__What to do__.
[A] Summarize the passage on minority physicians in two sentences.
[B] Reproduce the passage on minority physicians between "By simply breaking" and "affirmative action programs.", inclusive.

*** Document segment ***

Another change that can be made is to increase recruitment of underrepresented minorities in medicine. A policy could be created to help increase the pool of underrepresented minority physicians in medical schools. This could be done through better recruiting efforts to get minorities to medical schools, through increase funding a safe and welcoming environment for minority students interested in pursuing a medical degree. With more scholarships minority medical school students would not have to worry about fees they have to pay back or if they will burden their families. Since they will not have to worry about paying back financial aid they may work in fields that they are interested in but does not pay well as others, such as family physicians/general practitioners, this will increase their availability for lower-income populations.
By simply breaking down the perceived barriers such as racial bias, along with better communication, the physician will be able to provide quality care to their patient. The gap between health disparities could be reduced when the physician’s care is alligned with the patient’s values, needs, preferences, trust, and satisfaction. Additionally, the availability of minority physicians needs to be increased to give minority patients the option to choose a same-race physician. Increasing the availability of minority physicians is likely to require targeted outreach programs and race-based recruitment and retention programs, including affirmative action programs.

*** End of Document segment ***
*** Data records ***

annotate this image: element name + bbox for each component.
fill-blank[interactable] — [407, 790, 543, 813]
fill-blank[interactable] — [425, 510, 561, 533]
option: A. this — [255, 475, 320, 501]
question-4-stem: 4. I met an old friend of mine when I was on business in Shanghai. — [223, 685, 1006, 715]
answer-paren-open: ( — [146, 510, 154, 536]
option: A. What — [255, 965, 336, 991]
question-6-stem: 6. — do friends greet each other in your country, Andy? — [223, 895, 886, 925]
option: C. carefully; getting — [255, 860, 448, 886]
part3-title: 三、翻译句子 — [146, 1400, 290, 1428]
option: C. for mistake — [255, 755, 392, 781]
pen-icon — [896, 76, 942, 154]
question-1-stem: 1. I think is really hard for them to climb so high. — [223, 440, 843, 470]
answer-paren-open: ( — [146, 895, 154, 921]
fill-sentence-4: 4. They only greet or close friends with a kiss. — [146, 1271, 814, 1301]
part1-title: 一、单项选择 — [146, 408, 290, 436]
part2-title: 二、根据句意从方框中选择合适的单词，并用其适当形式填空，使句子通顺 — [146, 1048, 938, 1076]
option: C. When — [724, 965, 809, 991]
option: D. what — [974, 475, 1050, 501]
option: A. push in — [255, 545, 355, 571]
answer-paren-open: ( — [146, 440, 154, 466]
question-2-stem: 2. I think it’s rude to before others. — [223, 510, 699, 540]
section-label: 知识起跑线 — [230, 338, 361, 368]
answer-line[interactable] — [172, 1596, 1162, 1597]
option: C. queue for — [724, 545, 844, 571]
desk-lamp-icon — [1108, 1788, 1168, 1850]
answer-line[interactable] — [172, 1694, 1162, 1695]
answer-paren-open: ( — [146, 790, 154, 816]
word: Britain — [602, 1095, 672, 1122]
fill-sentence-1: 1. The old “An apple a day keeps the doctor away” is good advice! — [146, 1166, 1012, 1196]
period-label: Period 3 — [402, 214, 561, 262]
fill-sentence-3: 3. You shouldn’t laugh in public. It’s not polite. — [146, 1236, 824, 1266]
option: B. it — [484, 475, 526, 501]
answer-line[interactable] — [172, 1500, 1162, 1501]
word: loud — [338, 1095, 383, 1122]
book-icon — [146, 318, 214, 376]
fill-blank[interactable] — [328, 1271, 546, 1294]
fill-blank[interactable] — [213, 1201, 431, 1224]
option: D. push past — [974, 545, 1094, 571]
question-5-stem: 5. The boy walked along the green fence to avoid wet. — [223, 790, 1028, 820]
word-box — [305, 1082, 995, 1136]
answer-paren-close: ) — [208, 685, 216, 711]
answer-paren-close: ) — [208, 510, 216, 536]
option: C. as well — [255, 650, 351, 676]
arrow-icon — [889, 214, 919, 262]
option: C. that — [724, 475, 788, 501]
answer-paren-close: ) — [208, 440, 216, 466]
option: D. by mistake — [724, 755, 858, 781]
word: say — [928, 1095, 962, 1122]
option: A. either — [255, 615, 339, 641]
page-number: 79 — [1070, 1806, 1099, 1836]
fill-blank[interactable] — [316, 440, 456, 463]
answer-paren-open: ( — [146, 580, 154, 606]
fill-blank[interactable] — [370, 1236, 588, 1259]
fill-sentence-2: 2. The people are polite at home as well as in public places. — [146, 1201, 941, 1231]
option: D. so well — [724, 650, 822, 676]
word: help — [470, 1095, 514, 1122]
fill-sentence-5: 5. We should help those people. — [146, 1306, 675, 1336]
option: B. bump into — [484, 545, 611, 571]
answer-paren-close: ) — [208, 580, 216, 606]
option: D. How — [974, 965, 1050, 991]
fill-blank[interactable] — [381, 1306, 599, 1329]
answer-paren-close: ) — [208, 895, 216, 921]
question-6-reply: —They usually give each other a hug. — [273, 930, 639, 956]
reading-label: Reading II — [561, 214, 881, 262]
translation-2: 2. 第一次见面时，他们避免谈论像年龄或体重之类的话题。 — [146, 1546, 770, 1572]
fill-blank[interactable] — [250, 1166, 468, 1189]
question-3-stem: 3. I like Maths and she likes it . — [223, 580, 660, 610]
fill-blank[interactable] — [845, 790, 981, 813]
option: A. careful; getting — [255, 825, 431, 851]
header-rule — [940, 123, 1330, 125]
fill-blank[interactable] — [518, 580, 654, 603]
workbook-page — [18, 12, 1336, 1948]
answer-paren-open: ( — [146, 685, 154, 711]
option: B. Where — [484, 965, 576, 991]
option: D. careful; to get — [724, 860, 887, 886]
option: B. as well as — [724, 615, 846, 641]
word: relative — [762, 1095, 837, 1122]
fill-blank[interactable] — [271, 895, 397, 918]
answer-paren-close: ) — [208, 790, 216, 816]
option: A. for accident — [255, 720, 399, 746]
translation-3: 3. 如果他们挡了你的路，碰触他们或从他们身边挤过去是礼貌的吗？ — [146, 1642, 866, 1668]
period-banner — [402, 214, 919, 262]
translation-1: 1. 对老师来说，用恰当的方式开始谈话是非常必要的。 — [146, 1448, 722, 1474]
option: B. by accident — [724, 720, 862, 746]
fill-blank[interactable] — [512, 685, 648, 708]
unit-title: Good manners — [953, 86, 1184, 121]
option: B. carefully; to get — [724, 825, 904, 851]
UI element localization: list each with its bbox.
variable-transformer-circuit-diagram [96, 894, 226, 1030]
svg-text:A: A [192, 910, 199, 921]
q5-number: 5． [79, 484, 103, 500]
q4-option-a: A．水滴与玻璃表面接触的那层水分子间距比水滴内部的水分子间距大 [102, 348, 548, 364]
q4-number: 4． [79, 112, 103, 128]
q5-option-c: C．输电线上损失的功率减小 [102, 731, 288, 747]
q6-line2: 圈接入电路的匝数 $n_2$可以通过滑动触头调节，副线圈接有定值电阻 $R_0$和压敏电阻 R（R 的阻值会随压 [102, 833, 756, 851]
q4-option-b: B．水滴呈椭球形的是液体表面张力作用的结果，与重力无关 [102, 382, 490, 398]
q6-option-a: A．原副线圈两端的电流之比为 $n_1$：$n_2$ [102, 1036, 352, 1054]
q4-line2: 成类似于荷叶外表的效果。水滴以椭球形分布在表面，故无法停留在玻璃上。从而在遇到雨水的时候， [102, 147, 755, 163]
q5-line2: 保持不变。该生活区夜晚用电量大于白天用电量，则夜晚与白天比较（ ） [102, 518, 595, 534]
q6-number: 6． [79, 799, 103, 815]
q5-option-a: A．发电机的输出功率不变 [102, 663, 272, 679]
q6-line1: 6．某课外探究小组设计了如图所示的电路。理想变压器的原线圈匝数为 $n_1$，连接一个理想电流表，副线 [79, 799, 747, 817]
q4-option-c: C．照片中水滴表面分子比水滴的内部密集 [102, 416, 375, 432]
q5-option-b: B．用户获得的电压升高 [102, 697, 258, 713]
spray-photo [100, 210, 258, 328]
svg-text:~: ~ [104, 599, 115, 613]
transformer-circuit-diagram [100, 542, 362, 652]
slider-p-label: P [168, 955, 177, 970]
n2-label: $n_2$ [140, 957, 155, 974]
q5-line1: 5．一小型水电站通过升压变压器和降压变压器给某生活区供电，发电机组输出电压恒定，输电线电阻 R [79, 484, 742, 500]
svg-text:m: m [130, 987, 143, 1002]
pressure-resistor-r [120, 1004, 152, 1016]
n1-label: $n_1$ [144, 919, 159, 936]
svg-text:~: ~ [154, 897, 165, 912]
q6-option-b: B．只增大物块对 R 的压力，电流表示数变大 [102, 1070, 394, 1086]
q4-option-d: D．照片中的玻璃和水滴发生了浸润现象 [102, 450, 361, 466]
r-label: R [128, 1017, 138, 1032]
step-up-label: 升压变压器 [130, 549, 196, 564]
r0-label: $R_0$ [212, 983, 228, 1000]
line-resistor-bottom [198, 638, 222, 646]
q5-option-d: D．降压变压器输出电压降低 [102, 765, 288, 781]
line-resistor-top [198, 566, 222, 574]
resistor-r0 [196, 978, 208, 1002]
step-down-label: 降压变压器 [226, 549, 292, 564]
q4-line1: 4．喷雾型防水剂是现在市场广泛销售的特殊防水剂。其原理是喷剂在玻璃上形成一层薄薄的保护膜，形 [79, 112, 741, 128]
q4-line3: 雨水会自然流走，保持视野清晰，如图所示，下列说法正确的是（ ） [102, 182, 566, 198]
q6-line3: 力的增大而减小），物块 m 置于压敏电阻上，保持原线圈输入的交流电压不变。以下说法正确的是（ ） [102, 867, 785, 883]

*** End of Data records ***

__Results of the tasks__.
[A] The passage proposes increasing the recruitment of underrepresented minorities into medical schools through better recruiting efforts, funding, and scholarships, noting that students freed from repaying financial aid may work in lower-paying fields such as family practice, which would increase their availability to lower-income populations. It also says that breaking down barriers such as racial bias and improving communication can help physicians provide quality care, and that increasing the number of minority physicians through targeted outreach and race-based recruitment and retention programs, including affirmative action, would give minority patients the option of a same-race physician.

[B]
By simply breaking down the perceived barriers such as racial bias, along with better communication, the physician will be able to provide quality care to their patient. The gap between health disparities could be reduced when the physician’s care is alligned with the patient’s values, needs, preferences, trust, and satisfaction. Additionally, the availability of minority physicians needs to be increased to give minority patients the option to choose a same-race physician. Increasing the availability of minority physicians is likely to require targeted outreach programs and race-based recruitment and retention programs, including affirmative action programs.